Drop the pictures, then extract the listing word for word.
========================================
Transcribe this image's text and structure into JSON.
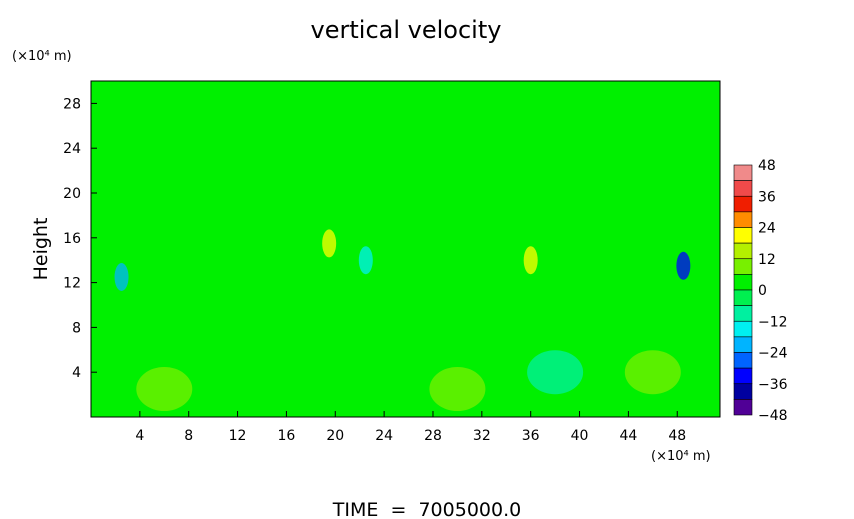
{
  "chart_data": {
    "type": "heatmap",
    "title": "vertical velocity",
    "ylabel": "Height",
    "yunit": "(×10⁴ m)",
    "xunit": "(×10⁴ m)",
    "footer": "TIME  =  7005000.0",
    "xlim": [
      0,
      51.5
    ],
    "ylim": [
      0,
      30
    ],
    "x_ticks": [
      4,
      8,
      12,
      16,
      20,
      24,
      28,
      32,
      36,
      40,
      44,
      48
    ],
    "y_ticks": [
      4,
      8,
      12,
      16,
      20,
      24,
      28
    ],
    "colorbar": {
      "range": [
        -48,
        48
      ],
      "ticks": [
        48,
        36,
        24,
        12,
        0,
        -12,
        -24,
        -36,
        -48
      ],
      "levels": [
        {
          "from": 42,
          "to": 48,
          "color": "#f08a8a"
        },
        {
          "from": 36,
          "to": 42,
          "color": "#f04a4a"
        },
        {
          "from": 30,
          "to": 36,
          "color": "#f01e00"
        },
        {
          "from": 24,
          "to": 30,
          "color": "#ff8c00"
        },
        {
          "from": 18,
          "to": 24,
          "color": "#ffff00"
        },
        {
          "from": 12,
          "to": 18,
          "color": "#b4f000"
        },
        {
          "from": 6,
          "to": 12,
          "color": "#78f000"
        },
        {
          "from": 0,
          "to": 6,
          "color": "#00f000"
        },
        {
          "from": -6,
          "to": 0,
          "color": "#00f050"
        },
        {
          "from": -12,
          "to": -6,
          "color": "#00f0a0"
        },
        {
          "from": -18,
          "to": -12,
          "color": "#00f0f0"
        },
        {
          "from": -24,
          "to": -18,
          "color": "#00b4ff"
        },
        {
          "from": -30,
          "to": -24,
          "color": "#0064ff"
        },
        {
          "from": -36,
          "to": -30,
          "color": "#0000ff"
        },
        {
          "from": -42,
          "to": -36,
          "color": "#0000a0"
        },
        {
          "from": -48,
          "to": -42,
          "color": "#500096"
        }
      ]
    },
    "features": [
      {
        "x": 19.5,
        "y": 15.5,
        "value": 20
      },
      {
        "x": 36,
        "y": 14,
        "value": 18
      },
      {
        "x": 2.5,
        "y": 12.5,
        "value": -20
      },
      {
        "x": 48.5,
        "y": 13.5,
        "value": -32
      },
      {
        "x": 22.5,
        "y": 14,
        "value": -18
      },
      {
        "x": 30,
        "y": 2.5,
        "value": 8
      },
      {
        "x": 46,
        "y": 4,
        "value": 9
      },
      {
        "x": 6,
        "y": 2.5,
        "value": 7
      },
      {
        "x": 38,
        "y": 4,
        "value": -8
      }
    ]
  }
}
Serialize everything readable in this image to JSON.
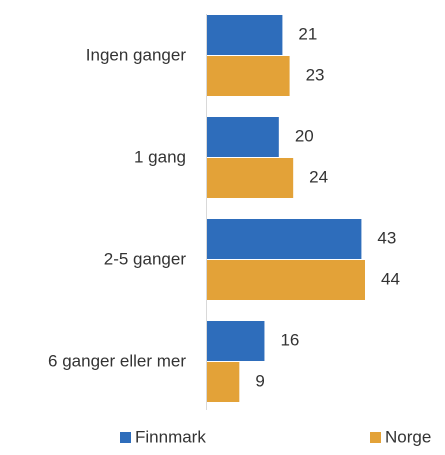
{
  "chart_data": {
    "type": "bar",
    "orientation": "horizontal",
    "categories": [
      "Ingen ganger",
      "1 gang",
      "2-5 ganger",
      "6 ganger eller mer"
    ],
    "series": [
      {
        "name": "Finnmark",
        "color": "#2e6dbb",
        "values": [
          21,
          20,
          43,
          16
        ]
      },
      {
        "name": "Norge",
        "color": "#e3a238",
        "values": [
          23,
          24,
          44,
          9
        ]
      }
    ],
    "legend": "bottom"
  }
}
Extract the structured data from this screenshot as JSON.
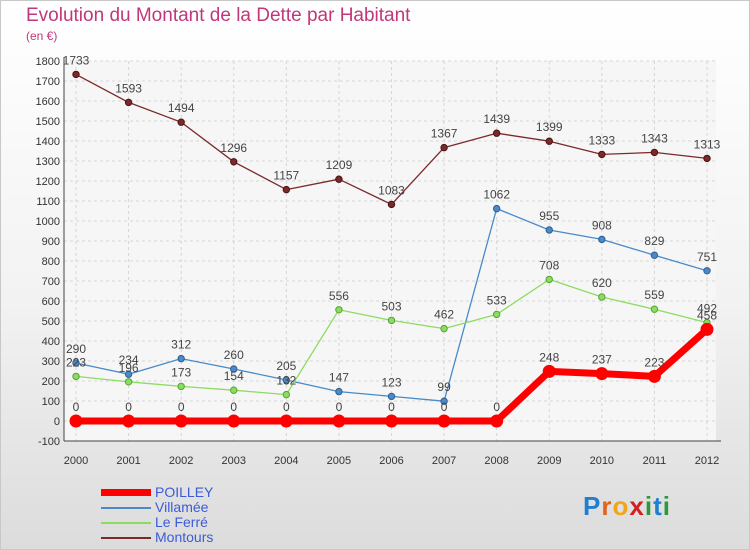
{
  "chart_data": {
    "type": "line",
    "title": "Evolution du Montant de la Dette par Habitant",
    "subtitle": "(en €)",
    "x": [
      "2000",
      "2001",
      "2002",
      "2003",
      "2004",
      "2005",
      "2006",
      "2007",
      "2008",
      "2009",
      "2010",
      "2011",
      "2012"
    ],
    "ylim": [
      -100,
      1800
    ],
    "yticks": [
      -100,
      0,
      100,
      200,
      300,
      400,
      500,
      600,
      700,
      800,
      900,
      1000,
      1100,
      1200,
      1300,
      1400,
      1500,
      1600,
      1700,
      1800
    ],
    "grid": true,
    "legend_position": "bottom-left",
    "series": [
      {
        "name": "Montours",
        "color": "#7a2a2a",
        "values": [
          1733,
          1593,
          1494,
          1296,
          1157,
          1209,
          1083,
          1367,
          1439,
          1399,
          1333,
          1343,
          1313
        ]
      },
      {
        "name": "Villamée",
        "color": "#4a8ac8",
        "values": [
          290,
          234,
          312,
          260,
          205,
          147,
          123,
          99,
          1062,
          955,
          908,
          829,
          751
        ]
      },
      {
        "name": "Le Ferré",
        "color": "#8cdc60",
        "values": [
          223,
          196,
          173,
          154,
          132,
          556,
          503,
          462,
          533,
          708,
          620,
          559,
          492
        ]
      },
      {
        "name": "POILLEY",
        "color": "#ff0000",
        "values": [
          0,
          0,
          0,
          0,
          0,
          0,
          0,
          0,
          0,
          248,
          237,
          223,
          458
        ]
      }
    ]
  },
  "legend": [
    {
      "name": "POILLEY",
      "color": "#ff0000"
    },
    {
      "name": "Villamée",
      "color": "#4a8ac8"
    },
    {
      "name": "Le Ferré",
      "color": "#8cdc60"
    },
    {
      "name": "Montours",
      "color": "#7a2a2a"
    }
  ],
  "brand": {
    "letters": [
      "P",
      "r",
      "o",
      "x",
      "i",
      "t",
      "i"
    ]
  }
}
========================================
== Output ==
Transcribe this image's text and structure into JSON.
{
  "chart_data": {
    "type": "heatmap",
    "title": "vertical velocity",
    "ylabel": "Height",
    "yunit": "(×10⁴ m)",
    "xunit": "(×10⁴ m)",
    "footer": "TIME  =  7005000.0",
    "xlim": [
      0,
      51.5
    ],
    "ylim": [
      0,
      30
    ],
    "x_ticks": [
      4,
      8,
      12,
      16,
      20,
      24,
      28,
      32,
      36,
      40,
      44,
      48
    ],
    "y_ticks": [
      4,
      8,
      12,
      16,
      20,
      24,
      28
    ],
    "colorbar": {
      "range": [
        -48,
        48
      ],
      "ticks": [
        48,
        36,
        24,
        12,
        0,
        -12,
        -24,
        -36,
        -48
      ],
      "levels": [
        {
          "from": 42,
          "to": 48,
          "color": "#f08a8a"
        },
        {
          "from": 36,
          "to": 42,
          "color": "#f04a4a"
        },
        {
          "from": 30,
          "to": 36,
          "color": "#f01e00"
        },
        {
          "from": 24,
          "to": 30,
          "color": "#ff8c00"
        },
        {
          "from": 18,
          "to": 24,
          "color": "#ffff00"
        },
        {
          "from": 12,
          "to": 18,
          "color": "#b4f000"
        },
        {
          "from": 6,
          "to": 12,
          "color": "#78f000"
        },
        {
          "from": 0,
          "to": 6,
          "color": "#00f000"
        },
        {
          "from": -6,
          "to": 0,
          "color": "#00f050"
        },
        {
          "from": -12,
          "to": -6,
          "color": "#00f0a0"
        },
        {
          "from": -18,
          "to": -12,
          "color": "#00f0f0"
        },
        {
          "from": -24,
          "to": -18,
          "color": "#00b4ff"
        },
        {
          "from": -30,
          "to": -24,
          "color": "#0064ff"
        },
        {
          "from": -36,
          "to": -30,
          "color": "#0000ff"
        },
        {
          "from": -42,
          "to": -36,
          "color": "#0000a0"
        },
        {
          "from": -48,
          "to": -42,
          "color": "#500096"
        }
      ]
    },
    "features": [
      {
        "x": 19.5,
        "y": 15.5,
        "value": 20
      },
      {
        "x": 36,
        "y": 14,
        "value": 18
      },
      {
        "x": 2.5,
        "y": 12.5,
        "value": -20
      },
      {
        "x": 48.5,
        "y": 13.5,
        "value": -32
      },
      {
        "x": 22.5,
        "y": 14,
        "value": -18
      },
      {
        "x": 30,
        "y": 2.5,
        "value": 8
      },
      {
        "x": 46,
        "y": 4,
        "value": 9
      },
      {
        "x": 6,
        "y": 2.5,
        "value": 7
      },
      {
        "x": 38,
        "y": 4,
        "value": -8
      }
    ]
  }
}
Serialize everything readable in this image to JSON.
{
  "chart_data": {
    "type": "bar",
    "orientation": "horizontal",
    "categories": [
      "Ingen ganger",
      "1 gang",
      "2-5 ganger",
      "6 ganger eller mer"
    ],
    "series": [
      {
        "name": "Finnmark",
        "color": "#2e6dbb",
        "values": [
          21,
          20,
          43,
          16
        ]
      },
      {
        "name": "Norge",
        "color": "#e3a238",
        "values": [
          23,
          24,
          44,
          9
        ]
      }
    ],
    "legend": "bottom"
  }
}
Extract the structured data from this screenshot as JSON.
{
  "chart_data": {
    "type": "line",
    "title": "Evolution du Montant de la Dette par Habitant",
    "subtitle": "(en €)",
    "x": [
      "2000",
      "2001",
      "2002",
      "2003",
      "2004",
      "2005",
      "2006",
      "2007",
      "2008",
      "2009",
      "2010",
      "2011",
      "2012"
    ],
    "ylim": [
      -100,
      1800
    ],
    "yticks": [
      -100,
      0,
      100,
      200,
      300,
      400,
      500,
      600,
      700,
      800,
      900,
      1000,
      1100,
      1200,
      1300,
      1400,
      1500,
      1600,
      1700,
      1800
    ],
    "grid": true,
    "legend_position": "bottom-left",
    "series": [
      {
        "name": "Montours",
        "color": "#7a2a2a",
        "values": [
          1733,
          1593,
          1494,
          1296,
          1157,
          1209,
          1083,
          1367,
          1439,
          1399,
          1333,
          1343,
          1313
        ]
      },
      {
        "name": "Villamée",
        "color": "#4a8ac8",
        "values": [
          290,
          234,
          312,
          260,
          205,
          147,
          123,
          99,
          1062,
          955,
          908,
          829,
          751
        ]
      },
      {
        "name": "Le Ferré",
        "color": "#8cdc60",
        "values": [
          223,
          196,
          173,
          154,
          132,
          556,
          503,
          462,
          533,
          708,
          620,
          559,
          492
        ]
      },
      {
        "name": "POILLEY",
        "color": "#ff0000",
        "values": [
          0,
          0,
          0,
          0,
          0,
          0,
          0,
          0,
          0,
          248,
          237,
          223,
          458
        ]
      }
    ]
  },
  "legend": [
    {
      "name": "POILLEY",
      "color": "#ff0000"
    },
    {
      "name": "Villamée",
      "color": "#4a8ac8"
    },
    {
      "name": "Le Ferré",
      "color": "#8cdc60"
    },
    {
      "name": "Montours",
      "color": "#7a2a2a"
    }
  ],
  "brand": {
    "letters": [
      "P",
      "r",
      "o",
      "x",
      "i",
      "t",
      "i"
    ]
  }
}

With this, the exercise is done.